## Directions for this task
Extract the lines that hold the string "from".
◇ ◇ ◇
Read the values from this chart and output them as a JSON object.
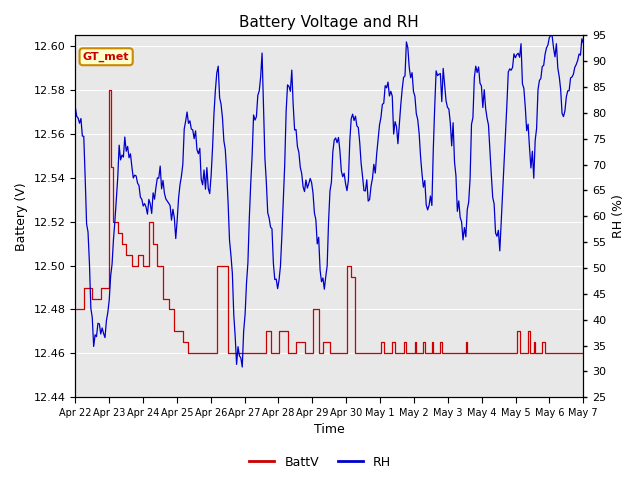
{
  "title": "Battery Voltage and RH",
  "xlabel": "Time",
  "ylabel_left": "Battery (V)",
  "ylabel_right": "RH (%)",
  "annotation": "GT_met",
  "ylim_left": [
    12.44,
    12.605
  ],
  "ylim_right": [
    25,
    95
  ],
  "yticks_left": [
    12.44,
    12.46,
    12.48,
    12.5,
    12.52,
    12.54,
    12.56,
    12.58,
    12.6
  ],
  "yticks_right": [
    25,
    30,
    35,
    40,
    45,
    50,
    55,
    60,
    65,
    70,
    75,
    80,
    85,
    90,
    95
  ],
  "xtick_labels": [
    "Apr 22",
    "Apr 23",
    "Apr 24",
    "Apr 25",
    "Apr 26",
    "Apr 27",
    "Apr 28",
    "Apr 29",
    "Apr 30",
    "May 1",
    "May 2",
    "May 3",
    "May 4",
    "May 5",
    "May 6",
    "May 7"
  ],
  "color_battv": "#cc0000",
  "color_rh": "#0000cc",
  "background_color": "#e8e8e8",
  "plot_bg": "#e8e8e8",
  "legend_labels": [
    "BattV",
    "RH"
  ],
  "annotation_bg": "#ffffcc",
  "annotation_border": "#cc8800",
  "annotation_text_color": "#cc0000",
  "n_days": 15
}
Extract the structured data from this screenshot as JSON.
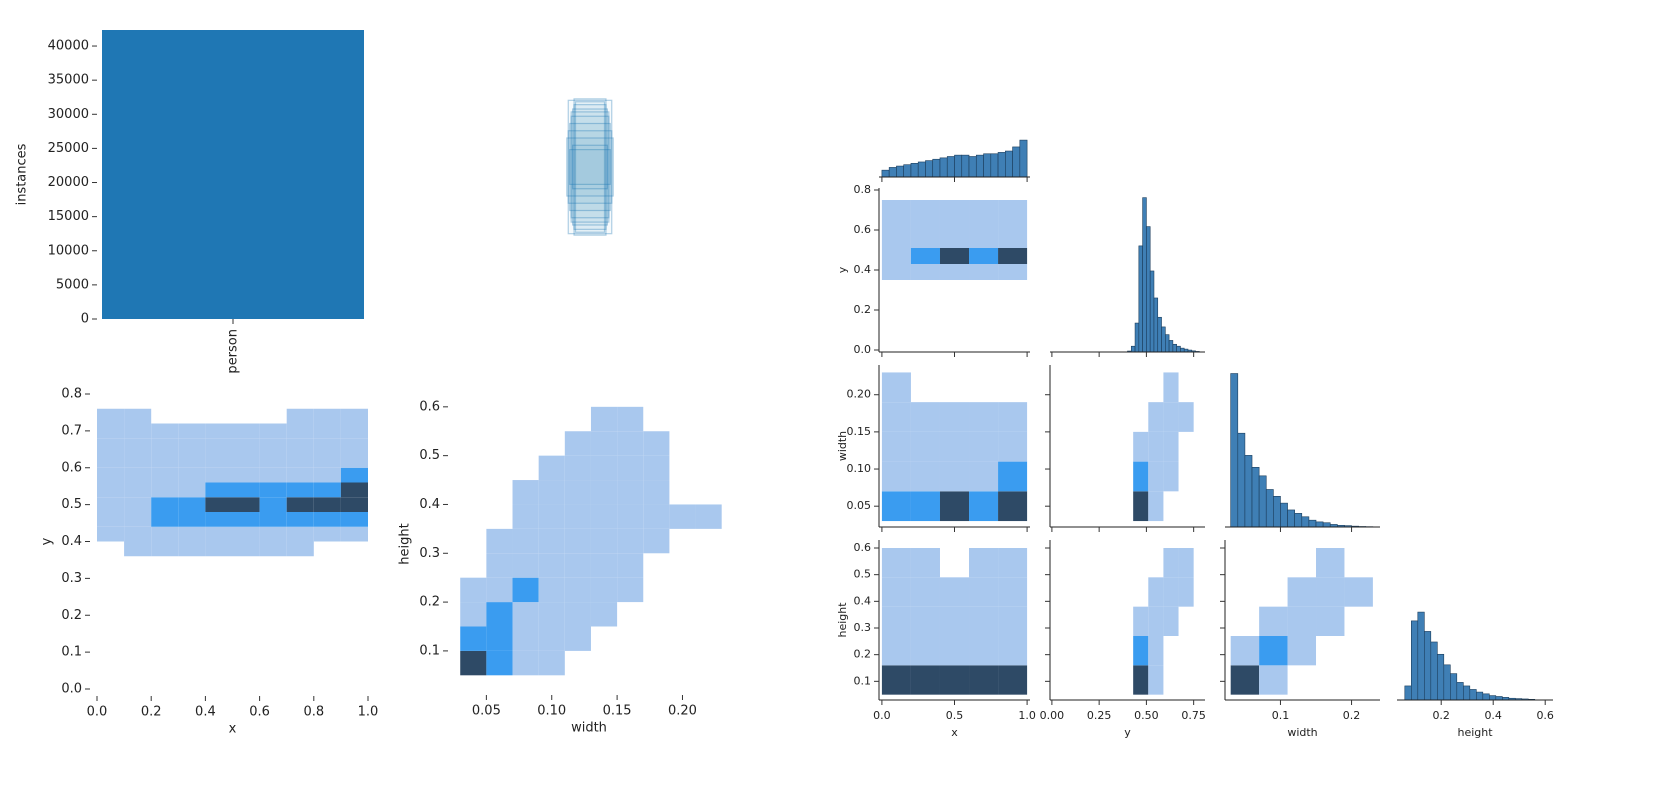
{
  "chart_data": [
    {
      "type": "bar",
      "ylabel": "instances",
      "categories": [
        "person"
      ],
      "values": [
        42350
      ],
      "color": "#1f77b4",
      "ylim": [
        0,
        42350
      ],
      "yticks": [
        0,
        5000,
        10000,
        15000,
        20000,
        25000,
        30000,
        35000,
        40000
      ]
    },
    {
      "type": "boxes",
      "color": "#1f77b4",
      "widths": [
        0.1,
        0.11,
        0.12,
        0.13,
        0.14,
        0.15,
        0.16,
        0.12,
        0.14,
        0.11,
        0.13,
        0.15
      ],
      "heights": [
        0.45,
        0.47,
        0.4,
        0.35,
        0.3,
        0.25,
        0.2,
        0.15,
        0.12,
        0.43,
        0.38,
        0.46
      ]
    },
    {
      "type": "heatmap",
      "xlabel": "x",
      "ylabel": "y",
      "xlim": [
        0,
        1
      ],
      "ylim": [
        0,
        0.8
      ],
      "xticks": [
        {
          "value": 0,
          "label": "0.0"
        },
        0.2,
        0.4,
        0.6,
        0.8,
        {
          "value": 1,
          "label": "1.0"
        }
      ],
      "yticks": [
        {
          "value": 0,
          "label": "0.0"
        },
        0.1,
        0.2,
        0.3,
        0.4,
        0.5,
        0.6,
        0.7,
        0.8
      ],
      "xbins": [
        0,
        0.1,
        0.2,
        0.3,
        0.4,
        0.5,
        0.6,
        0.7,
        0.8,
        0.9,
        1.0
      ],
      "ybins": [
        0.36,
        0.4,
        0.44,
        0.48,
        0.52,
        0.56,
        0.6,
        0.64,
        0.68,
        0.72,
        0.76
      ],
      "levels": [
        [
          0,
          1,
          1,
          1,
          1,
          1,
          1,
          1,
          0,
          0
        ],
        [
          1,
          1,
          1,
          1,
          1,
          1,
          1,
          1,
          1,
          1
        ],
        [
          1,
          1,
          2,
          2,
          2,
          2,
          2,
          2,
          2,
          2
        ],
        [
          1,
          1,
          2,
          2,
          3,
          3,
          2,
          3,
          3,
          3
        ],
        [
          1,
          1,
          1,
          1,
          2,
          2,
          2,
          2,
          2,
          3
        ],
        [
          1,
          1,
          1,
          1,
          1,
          1,
          1,
          1,
          1,
          2
        ],
        [
          1,
          1,
          1,
          1,
          1,
          1,
          1,
          1,
          1,
          1
        ],
        [
          1,
          1,
          1,
          1,
          1,
          1,
          1,
          1,
          1,
          1
        ],
        [
          1,
          1,
          1,
          1,
          1,
          1,
          1,
          1,
          1,
          1
        ],
        [
          1,
          1,
          0,
          0,
          0,
          0,
          0,
          1,
          1,
          1
        ]
      ],
      "colors": [
        "#a9c8ee",
        "#3a9cf0",
        "#2e4a66"
      ]
    },
    {
      "type": "heatmap",
      "xlabel": "width",
      "ylabel": "height",
      "xlim": [
        0.026,
        0.231
      ],
      "ylim": [
        0.024,
        0.614
      ],
      "xticks": [
        0.05,
        {
          "value": 0.1,
          "label": "0.10"
        },
        0.15,
        {
          "value": 0.2,
          "label": "0.20"
        }
      ],
      "yticks": [
        0.1,
        0.2,
        0.3,
        0.4,
        0.5,
        0.6
      ],
      "xbins": [
        0.03,
        0.05,
        0.07,
        0.09,
        0.11,
        0.13,
        0.15,
        0.17,
        0.19,
        0.21,
        0.23
      ],
      "ybins": [
        0.05,
        0.1,
        0.15,
        0.2,
        0.25,
        0.3,
        0.35,
        0.4,
        0.45,
        0.5,
        0.55,
        0.6
      ],
      "levels": [
        [
          3,
          2,
          1,
          1,
          0,
          0,
          0,
          0,
          0,
          0
        ],
        [
          2,
          2,
          1,
          1,
          1,
          0,
          0,
          0,
          0,
          0
        ],
        [
          1,
          2,
          1,
          1,
          1,
          1,
          0,
          0,
          0,
          0
        ],
        [
          1,
          1,
          2,
          1,
          1,
          1,
          1,
          0,
          0,
          0
        ],
        [
          0,
          1,
          1,
          1,
          1,
          1,
          1,
          0,
          0,
          0
        ],
        [
          0,
          1,
          1,
          1,
          1,
          1,
          1,
          1,
          0,
          0
        ],
        [
          0,
          0,
          1,
          1,
          1,
          1,
          1,
          1,
          1,
          1
        ],
        [
          0,
          0,
          1,
          1,
          1,
          1,
          1,
          1,
          0,
          0
        ],
        [
          0,
          0,
          0,
          1,
          1,
          1,
          1,
          1,
          0,
          0
        ],
        [
          0,
          0,
          0,
          0,
          1,
          1,
          1,
          1,
          0,
          0
        ],
        [
          0,
          0,
          0,
          0,
          0,
          1,
          1,
          0,
          0,
          0
        ]
      ],
      "colors": [
        "#a9c8ee",
        "#3a9cf0",
        "#2e4a66"
      ]
    },
    {
      "type": "pairplot",
      "hist_color": "#3f7fb5",
      "colors": [
        "#a9c8ee",
        "#3a9cf0",
        "#2e4a66"
      ],
      "variables": [
        {
          "name": "x",
          "lim": [
            -0.02,
            1.02
          ],
          "col_ticks": [
            {
              "value": 0,
              "label": "0.0"
            },
            0.5,
            {
              "value": 1,
              "label": "1.0"
            }
          ],
          "bins": [
            0,
            0.05,
            0.1,
            0.15,
            0.2,
            0.25,
            0.3,
            0.35,
            0.4,
            0.45,
            0.5,
            0.55,
            0.6,
            0.65,
            0.7,
            0.75,
            0.8,
            0.85,
            0.9,
            0.95,
            1.0
          ],
          "counts": [
            500,
            700,
            800,
            900,
            1000,
            1100,
            1200,
            1300,
            1400,
            1500,
            1600,
            1600,
            1500,
            1600,
            1700,
            1700,
            1800,
            1900,
            2200,
            2700
          ],
          "count_lim": 12000,
          "cell_bins": [
            0,
            0.2,
            0.4,
            0.6,
            0.8,
            1.0
          ]
        },
        {
          "name": "y",
          "lim": [
            -0.01,
            0.81
          ],
          "col_ticks": [
            {
              "value": 0,
              "label": "0.00"
            },
            0.25,
            {
              "value": 0.5,
              "label": "0.50"
            },
            0.75
          ],
          "row_ticks": [
            {
              "value": 0,
              "label": "0.0"
            },
            0.2,
            0.4,
            0.6,
            0.8
          ],
          "bins": [
            0.4,
            0.42,
            0.44,
            0.46,
            0.48,
            0.5,
            0.52,
            0.54,
            0.56,
            0.58,
            0.6,
            0.62,
            0.64,
            0.66,
            0.68,
            0.7,
            0.72,
            0.74,
            0.76,
            0.78,
            0.8
          ],
          "counts": [
            50,
            300,
            1500,
            5500,
            8000,
            6500,
            4200,
            2800,
            1800,
            1300,
            900,
            600,
            400,
            300,
            200,
            150,
            100,
            60,
            30,
            10
          ],
          "count_lim": 8500,
          "cell_bins": [
            0.35,
            0.43,
            0.51,
            0.59,
            0.67,
            0.75
          ]
        },
        {
          "name": "width",
          "lim": [
            0.022,
            0.24
          ],
          "col_ticks": [
            0.1,
            0.2
          ],
          "row_ticks": [
            0.05,
            {
              "value": 0.1,
              "label": "0.10"
            },
            0.15,
            {
              "value": 0.2,
              "label": "0.20"
            }
          ],
          "bins": [
            0.03,
            0.04,
            0.05,
            0.06,
            0.07,
            0.08,
            0.09,
            0.1,
            0.11,
            0.12,
            0.13,
            0.14,
            0.15,
            0.16,
            0.17,
            0.18,
            0.19,
            0.2,
            0.21,
            0.22,
            0.23
          ],
          "counts": [
            9000,
            5500,
            4200,
            3500,
            3000,
            2200,
            1800,
            1400,
            1000,
            800,
            600,
            400,
            300,
            250,
            150,
            100,
            80,
            50,
            30,
            20
          ],
          "count_lim": 9500,
          "cell_bins": [
            0.03,
            0.07,
            0.11,
            0.15,
            0.19,
            0.23
          ]
        },
        {
          "name": "height",
          "lim": [
            0.03,
            0.63
          ],
          "col_ticks": [
            0.2,
            0.4,
            0.6
          ],
          "row_ticks": [
            0.1,
            0.2,
            0.3,
            0.4,
            0.5,
            0.6
          ],
          "bins": [
            0.06,
            0.085,
            0.11,
            0.135,
            0.16,
            0.185,
            0.21,
            0.235,
            0.26,
            0.285,
            0.31,
            0.335,
            0.36,
            0.385,
            0.41,
            0.435,
            0.46,
            0.485,
            0.51,
            0.535,
            0.56
          ],
          "counts": [
            800,
            4500,
            5000,
            3900,
            3300,
            2600,
            2000,
            1500,
            1000,
            800,
            600,
            450,
            350,
            250,
            200,
            150,
            100,
            80,
            60,
            40
          ],
          "count_lim": 9100,
          "cell_bins": [
            0.05,
            0.16,
            0.27,
            0.38,
            0.49,
            0.6
          ]
        }
      ],
      "pairs": [
        {
          "levels": [
            [
              1,
              1,
              1,
              1,
              1
            ],
            [
              1,
              2,
              3,
              2,
              3
            ],
            [
              1,
              1,
              1,
              1,
              1
            ],
            [
              1,
              1,
              1,
              1,
              1
            ],
            [
              1,
              1,
              1,
              1,
              1
            ]
          ]
        },
        {
          "levels": [
            [
              2,
              2,
              3,
              2,
              3
            ],
            [
              1,
              1,
              1,
              1,
              2
            ],
            [
              1,
              1,
              1,
              1,
              1
            ],
            [
              1,
              1,
              1,
              1,
              1
            ],
            [
              1,
              0,
              0,
              0,
              0
            ]
          ]
        },
        {
          "levels": [
            [
              0,
              3,
              1,
              0,
              0
            ],
            [
              0,
              2,
              1,
              1,
              0
            ],
            [
              0,
              1,
              1,
              1,
              0
            ],
            [
              0,
              0,
              1,
              1,
              1
            ],
            [
              0,
              0,
              0,
              1,
              0
            ]
          ]
        },
        {
          "levels": [
            [
              3,
              3,
              3,
              3,
              3
            ],
            [
              1,
              1,
              1,
              1,
              1
            ],
            [
              1,
              1,
              1,
              1,
              1
            ],
            [
              1,
              1,
              1,
              1,
              1
            ],
            [
              1,
              1,
              0,
              1,
              1
            ]
          ]
        },
        {
          "levels": [
            [
              0,
              3,
              1,
              0,
              0
            ],
            [
              0,
              2,
              1,
              0,
              0
            ],
            [
              0,
              1,
              1,
              1,
              0
            ],
            [
              0,
              0,
              1,
              1,
              1
            ],
            [
              0,
              0,
              0,
              1,
              1
            ]
          ]
        },
        {
          "levels": [
            [
              3,
              1,
              0,
              0,
              0
            ],
            [
              1,
              2,
              1,
              0,
              0
            ],
            [
              0,
              1,
              1,
              1,
              0
            ],
            [
              0,
              0,
              1,
              1,
              1
            ],
            [
              0,
              0,
              0,
              1,
              0
            ]
          ]
        }
      ]
    }
  ]
}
◇ ◇ ◇
## Solution below
Read the values from this chart and output them as a JSON object.
Extract the structured data from this screenshot as JSON.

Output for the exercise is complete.